:: Your objective ::
Transcribe all of the records word for word, but omit the pictures.

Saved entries
-.-.-
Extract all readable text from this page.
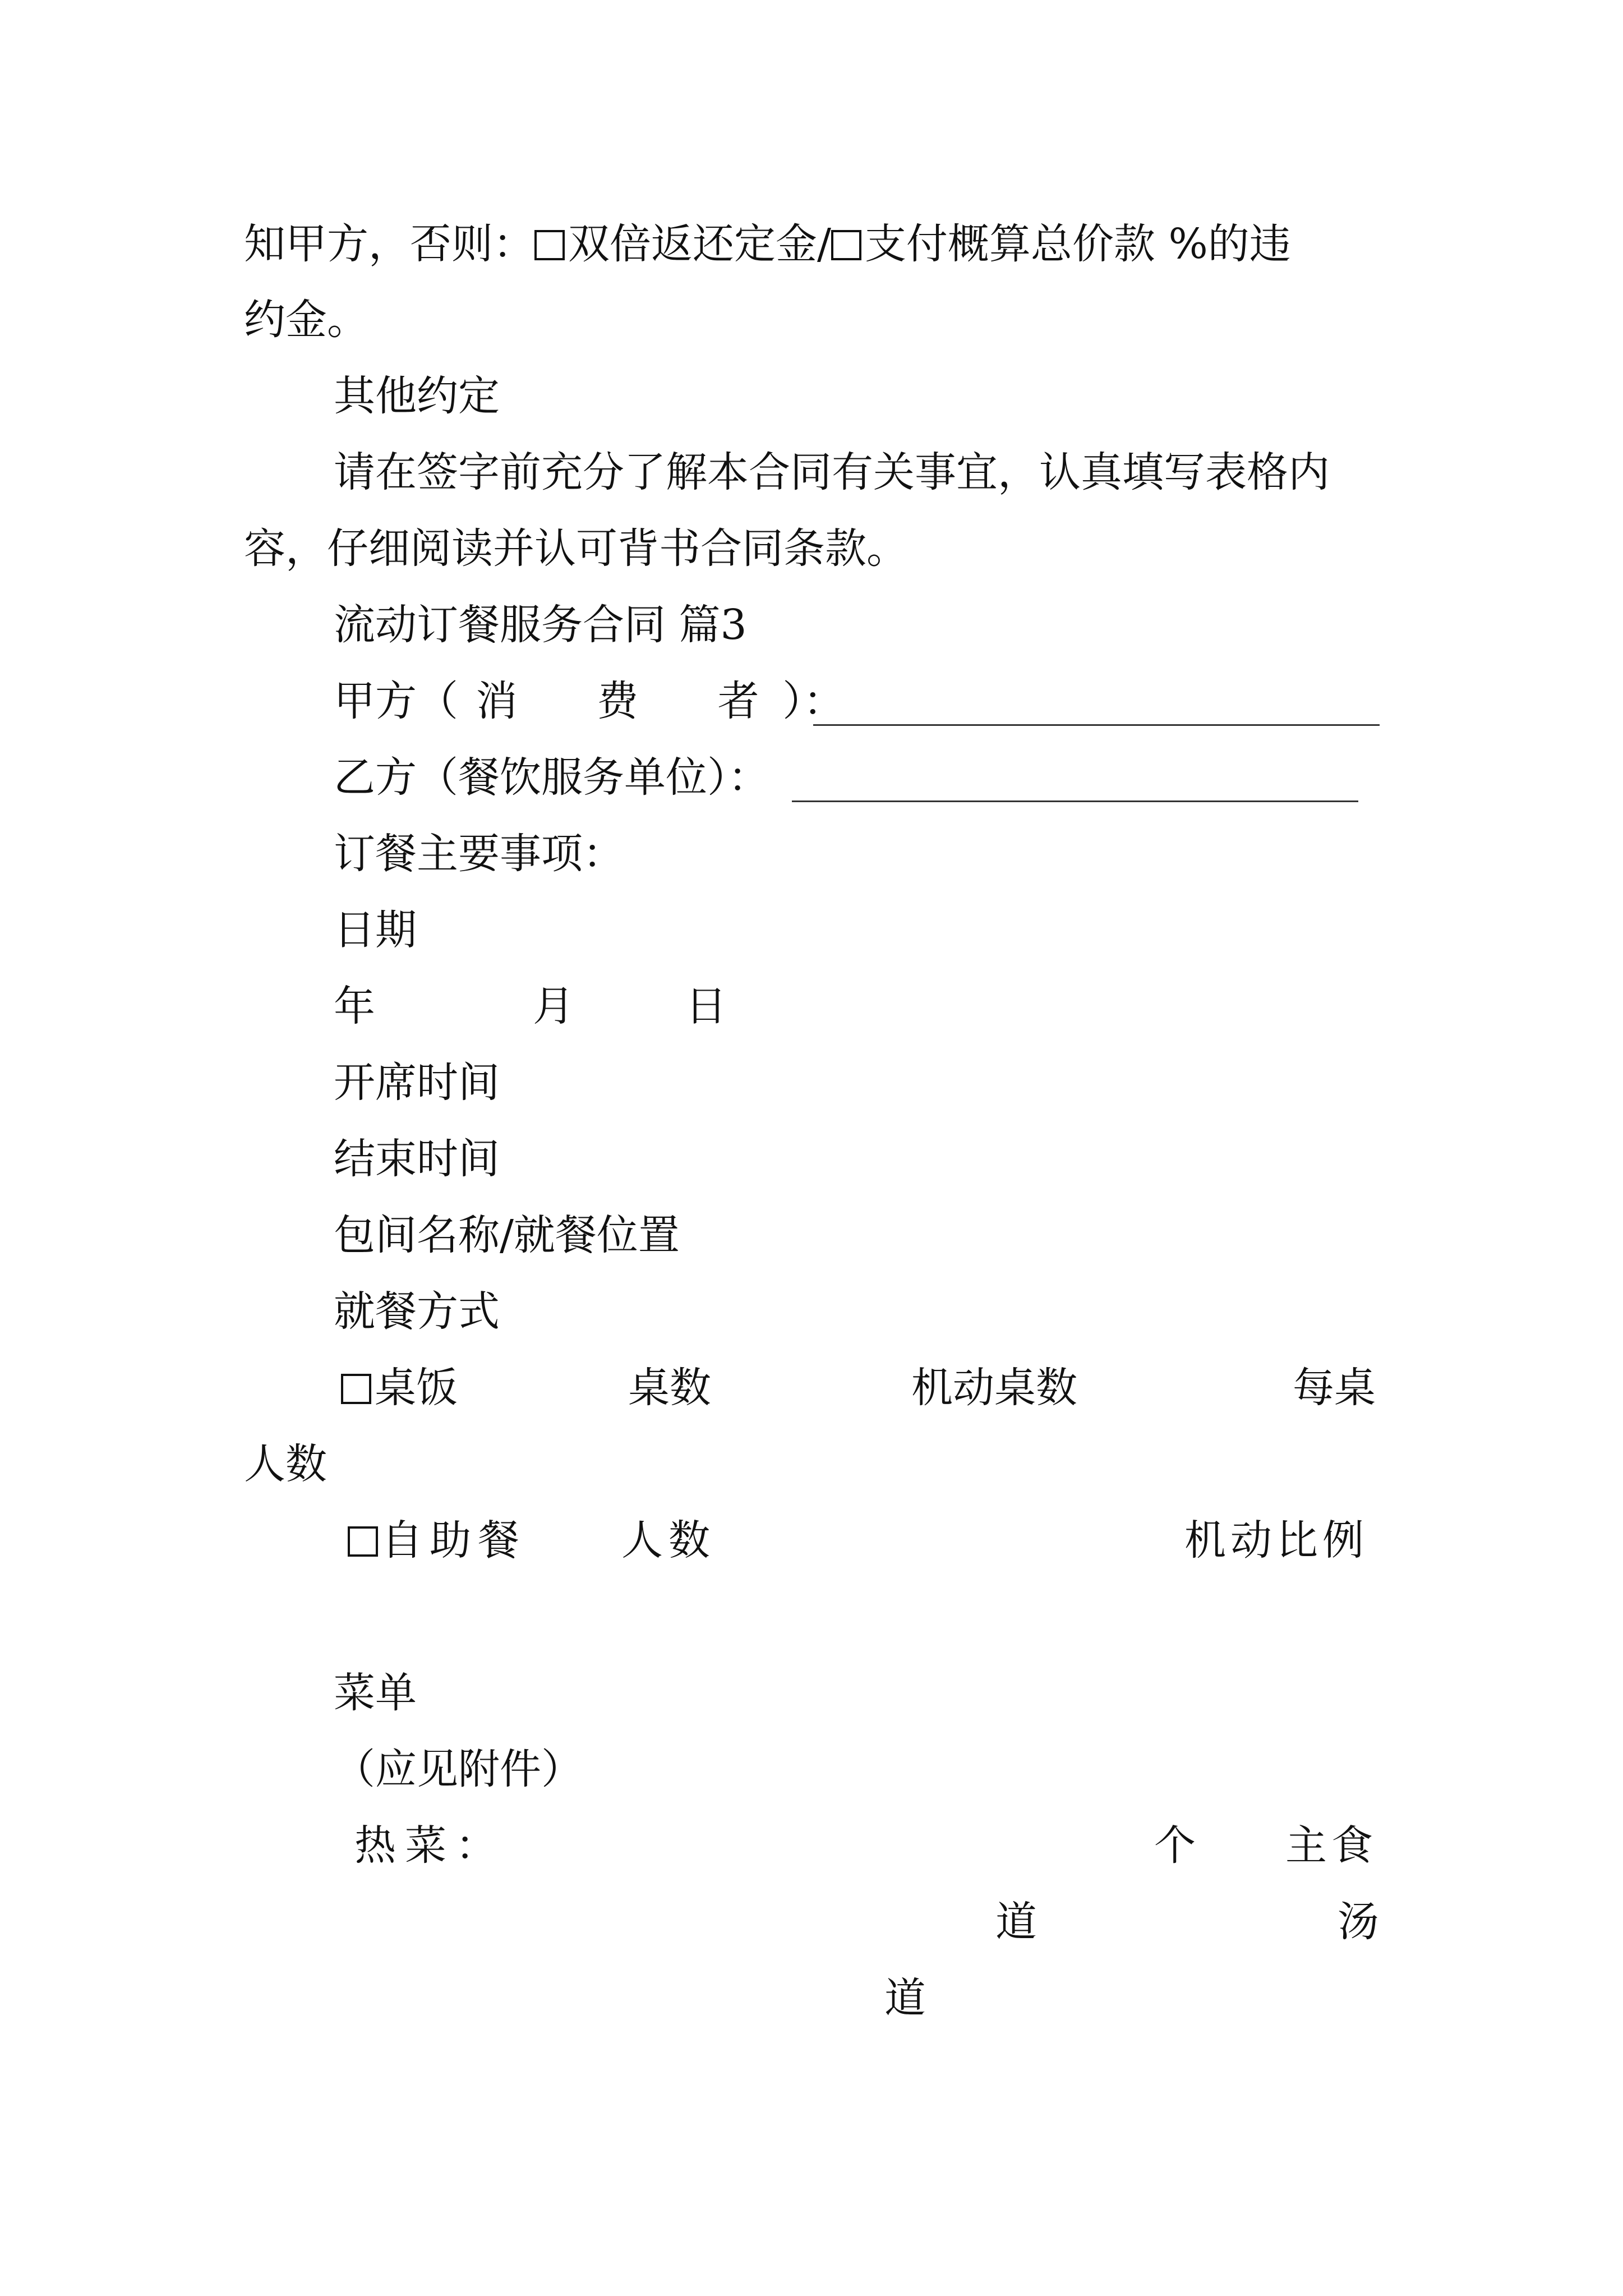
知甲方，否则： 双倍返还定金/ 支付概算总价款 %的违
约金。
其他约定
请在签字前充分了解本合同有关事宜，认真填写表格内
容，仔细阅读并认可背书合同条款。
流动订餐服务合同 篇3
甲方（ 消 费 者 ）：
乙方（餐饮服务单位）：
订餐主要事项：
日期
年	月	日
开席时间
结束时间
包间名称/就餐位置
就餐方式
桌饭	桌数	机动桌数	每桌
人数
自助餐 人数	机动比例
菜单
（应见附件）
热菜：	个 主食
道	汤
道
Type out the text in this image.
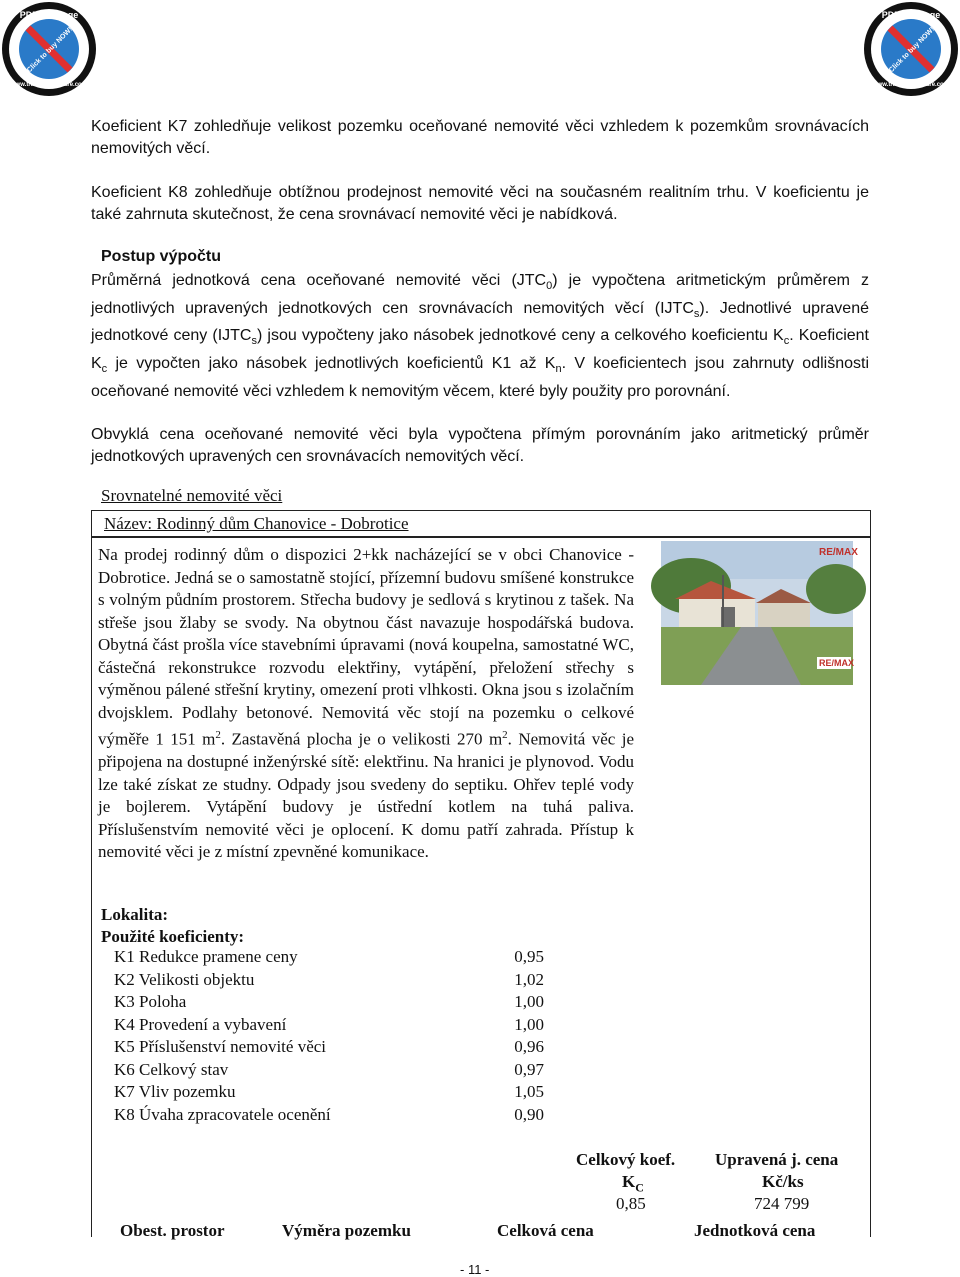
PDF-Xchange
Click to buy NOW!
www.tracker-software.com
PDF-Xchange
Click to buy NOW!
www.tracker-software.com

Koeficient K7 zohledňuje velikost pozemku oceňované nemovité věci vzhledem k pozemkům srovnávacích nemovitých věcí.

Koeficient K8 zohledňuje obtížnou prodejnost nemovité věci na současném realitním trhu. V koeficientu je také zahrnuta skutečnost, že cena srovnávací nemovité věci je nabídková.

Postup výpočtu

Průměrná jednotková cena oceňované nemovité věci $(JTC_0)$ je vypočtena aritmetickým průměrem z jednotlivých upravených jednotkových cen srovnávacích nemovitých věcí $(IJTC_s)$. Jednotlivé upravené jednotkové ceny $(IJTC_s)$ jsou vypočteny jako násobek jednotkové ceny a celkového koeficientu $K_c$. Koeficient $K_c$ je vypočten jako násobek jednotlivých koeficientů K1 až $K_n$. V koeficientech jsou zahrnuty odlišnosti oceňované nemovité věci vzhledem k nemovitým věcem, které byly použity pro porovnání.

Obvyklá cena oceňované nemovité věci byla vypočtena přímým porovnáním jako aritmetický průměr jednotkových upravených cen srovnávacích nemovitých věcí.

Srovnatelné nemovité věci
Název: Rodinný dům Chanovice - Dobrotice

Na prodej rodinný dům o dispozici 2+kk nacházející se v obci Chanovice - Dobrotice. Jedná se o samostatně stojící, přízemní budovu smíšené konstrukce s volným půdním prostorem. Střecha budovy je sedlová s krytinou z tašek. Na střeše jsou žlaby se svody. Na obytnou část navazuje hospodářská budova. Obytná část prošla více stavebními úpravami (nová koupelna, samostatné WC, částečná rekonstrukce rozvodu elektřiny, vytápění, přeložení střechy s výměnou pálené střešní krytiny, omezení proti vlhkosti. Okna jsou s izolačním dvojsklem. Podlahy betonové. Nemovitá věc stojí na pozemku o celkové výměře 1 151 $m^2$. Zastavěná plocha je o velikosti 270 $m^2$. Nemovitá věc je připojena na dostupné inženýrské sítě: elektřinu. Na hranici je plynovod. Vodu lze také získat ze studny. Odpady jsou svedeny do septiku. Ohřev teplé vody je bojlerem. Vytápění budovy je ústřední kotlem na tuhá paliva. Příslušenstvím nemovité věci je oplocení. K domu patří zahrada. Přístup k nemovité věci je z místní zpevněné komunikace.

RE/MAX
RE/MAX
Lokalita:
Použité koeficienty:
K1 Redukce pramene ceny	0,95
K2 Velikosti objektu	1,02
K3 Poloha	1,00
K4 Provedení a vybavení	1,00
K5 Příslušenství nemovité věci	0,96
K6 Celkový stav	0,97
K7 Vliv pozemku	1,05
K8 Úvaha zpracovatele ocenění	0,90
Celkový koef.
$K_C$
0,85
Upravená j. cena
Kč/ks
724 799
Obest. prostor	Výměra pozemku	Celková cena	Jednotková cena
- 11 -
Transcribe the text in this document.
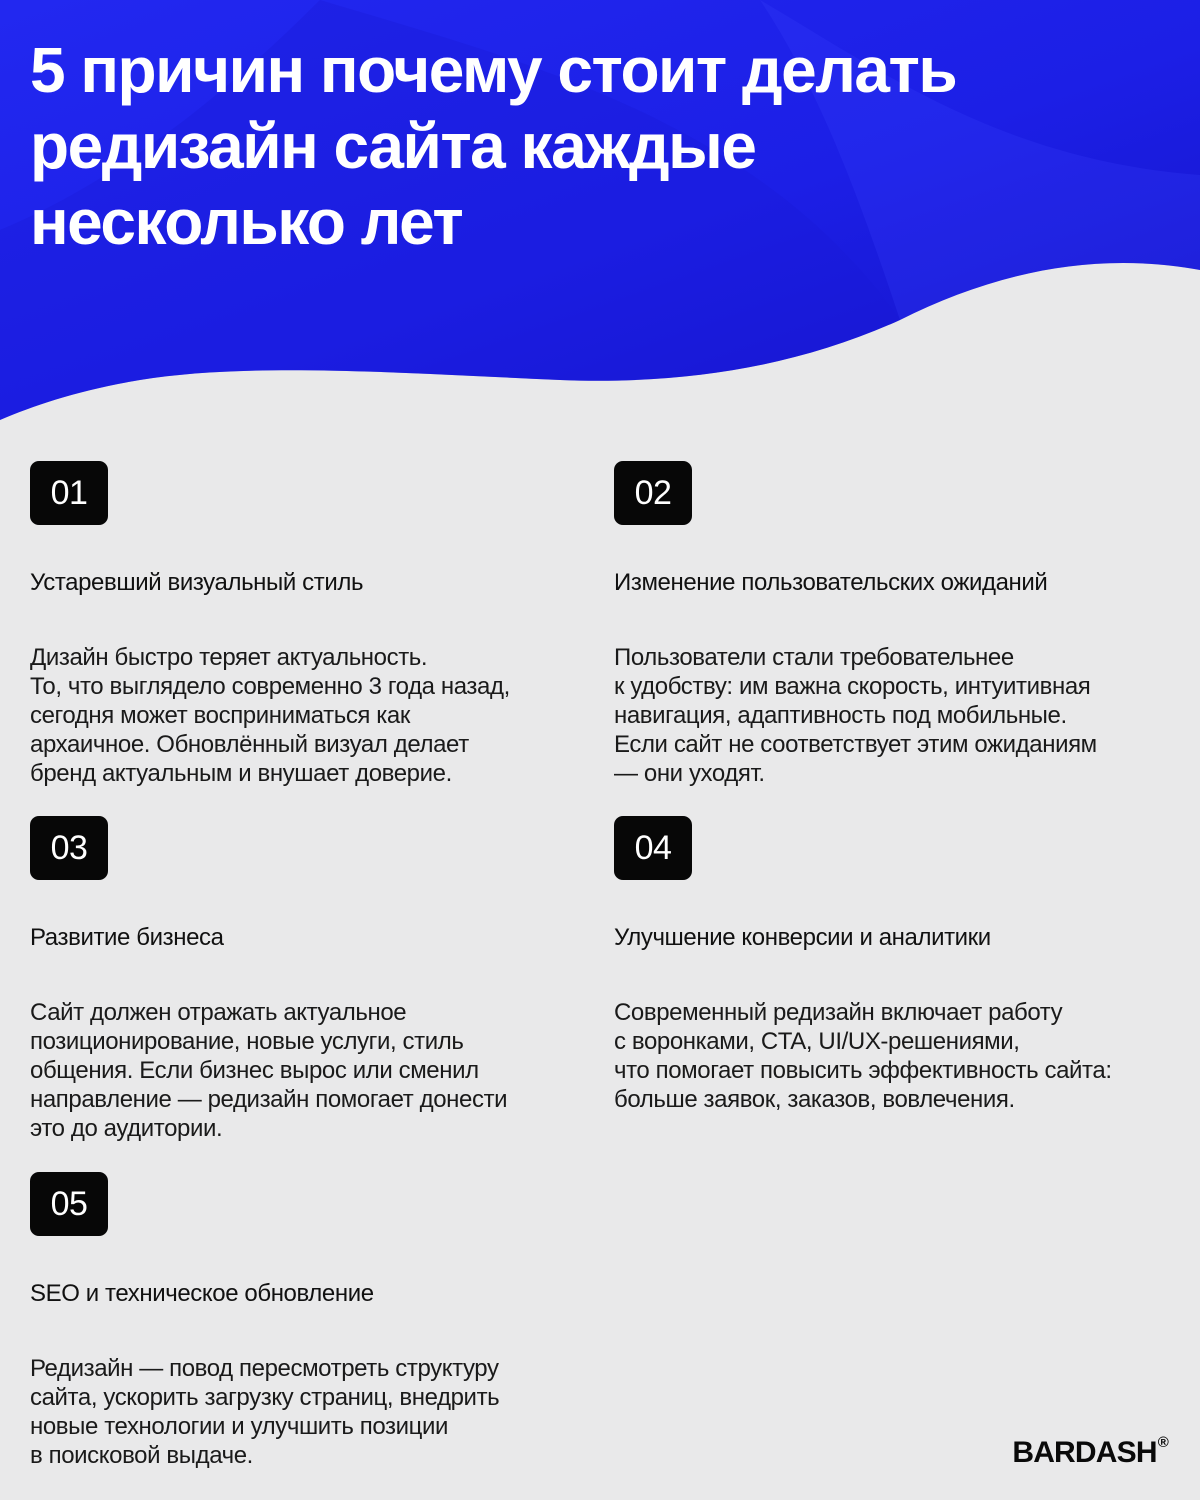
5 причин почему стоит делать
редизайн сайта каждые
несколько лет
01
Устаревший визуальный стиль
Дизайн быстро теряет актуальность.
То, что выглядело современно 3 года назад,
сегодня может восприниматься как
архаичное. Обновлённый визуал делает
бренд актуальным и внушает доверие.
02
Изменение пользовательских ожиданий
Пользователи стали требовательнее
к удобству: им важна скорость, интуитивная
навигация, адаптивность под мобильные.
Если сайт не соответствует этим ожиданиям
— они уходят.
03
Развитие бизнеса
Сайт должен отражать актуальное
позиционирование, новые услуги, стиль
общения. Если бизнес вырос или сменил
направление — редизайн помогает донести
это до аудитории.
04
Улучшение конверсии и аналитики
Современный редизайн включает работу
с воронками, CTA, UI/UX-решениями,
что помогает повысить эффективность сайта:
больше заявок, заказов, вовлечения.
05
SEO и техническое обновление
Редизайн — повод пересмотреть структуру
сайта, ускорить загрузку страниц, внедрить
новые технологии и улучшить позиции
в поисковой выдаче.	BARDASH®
-.-.-
:: Response to the exercise ::
Extract all readable text from this page.
知甲方，否则： 双倍返还定金/ 支付概算总价款 %的违
约金。
其他约定
请在签字前充分了解本合同有关事宜，认真填写表格内
容，仔细阅读并认可背书合同条款。
流动订餐服务合同 篇3
甲方（ 消 费 者 ）：
乙方（餐饮服务单位）：
订餐主要事项：
日期
年	月	日
开席时间
结束时间
包间名称/就餐位置
就餐方式
桌饭	桌数	机动桌数	每桌
人数
自助餐 人数	机动比例
菜单
（应见附件）
热菜：	个 主食
道	汤
道
Type out the text in this image.
PDF-Xchange
Click to buy NOW!
www.tracker-software.com
PDF-Xchange
Click to buy NOW!
www.tracker-software.com

Koeficient K7 zohledňuje velikost pozemku oceňované nemovité věci vzhledem k pozemkům srovnávacích nemovitých věcí.

Koeficient K8 zohledňuje obtížnou prodejnost nemovité věci na současném realitním trhu. V koeficientu je také zahrnuta skutečnost, že cena srovnávací nemovité věci je nabídková.

Postup výpočtu

Průměrná jednotková cena oceňované nemovité věci $(JTC_0)$ je vypočtena aritmetickým průměrem z jednotlivých upravených jednotkových cen srovnávacích nemovitých věcí $(IJTC_s)$. Jednotlivé upravené jednotkové ceny $(IJTC_s)$ jsou vypočteny jako násobek jednotkové ceny a celkového koeficientu $K_c$. Koeficient $K_c$ je vypočten jako násobek jednotlivých koeficientů K1 až $K_n$. V koeficientech jsou zahrnuty odlišnosti oceňované nemovité věci vzhledem k nemovitým věcem, které byly použity pro porovnání.

Obvyklá cena oceňované nemovité věci byla vypočtena přímým porovnáním jako aritmetický průměr jednotkových upravených cen srovnávacích nemovitých věcí.

Srovnatelné nemovité věci
Název: Rodinný dům Chanovice - Dobrotice

Na prodej rodinný dům o dispozici 2+kk nacházející se v obci Chanovice - Dobrotice. Jedná se o samostatně stojící, přízemní budovu smíšené konstrukce s volným půdním prostorem. Střecha budovy je sedlová s krytinou z tašek. Na střeše jsou žlaby se svody. Na obytnou část navazuje hospodářská budova. Obytná část prošla více stavebními úpravami (nová koupelna, samostatné WC, částečná rekonstrukce rozvodu elektřiny, vytápění, přeložení střechy s výměnou pálené střešní krytiny, omezení proti vlhkosti. Okna jsou s izolačním dvojsklem. Podlahy betonové. Nemovitá věc stojí na pozemku o celkové výměře 1 151 $m^2$. Zastavěná plocha je o velikosti 270 $m^2$. Nemovitá věc je připojena na dostupné inženýrské sítě: elektřinu. Na hranici je plynovod. Vodu lze také získat ze studny. Odpady jsou svedeny do septiku. Ohřev teplé vody je bojlerem. Vytápění budovy je ústřední kotlem na tuhá paliva. Příslušenstvím nemovité věci je oplocení. K domu patří zahrada. Přístup k nemovité věci je z místní zpevněné komunikace.

RE/MAX
RE/MAX
Lokalita:
Použité koeficienty:
K1 Redukce pramene ceny	0,95
K2 Velikosti objektu	1,02
K3 Poloha	1,00
K4 Provedení a vybavení	1,00
K5 Příslušenství nemovité věci	0,96
K6 Celkový stav	0,97
K7 Vliv pozemku	1,05
K8 Úvaha zpracovatele ocenění	0,90
Celkový koef.
$K_C$
0,85
Upravená j. cena
Kč/ks
724 799
Obest. prostor	Výměra pozemku	Celková cena	Jednotková cena
- 11 -
Transcribe the text in this document.
5 причин почему стоит делать
редизайн сайта каждые
несколько лет
01
Устаревший визуальный стиль
Дизайн быстро теряет актуальность.
То, что выглядело современно 3 года назад,
сегодня может восприниматься как
архаичное. Обновлённый визуал делает
бренд актуальным и внушает доверие.
02
Изменение пользовательских ожиданий
Пользователи стали требовательнее
к удобству: им важна скорость, интуитивная
навигация, адаптивность под мобильные.
Если сайт не соответствует этим ожиданиям
— они уходят.
03
Развитие бизнеса
Сайт должен отражать актуальное
позиционирование, новые услуги, стиль
общения. Если бизнес вырос или сменил
направление — редизайн помогает донести
это до аудитории.
04
Улучшение конверсии и аналитики
Современный редизайн включает работу
с воронками, CTA, UI/UX-решениями,
что помогает повысить эффективность сайта:
больше заявок, заказов, вовлечения.
05
SEO и техническое обновление
Редизайн — повод пересмотреть структуру
сайта, ускорить загрузку страниц, внедрить
новые технологии и улучшить позиции
в поисковой выдаче.	BARDASH®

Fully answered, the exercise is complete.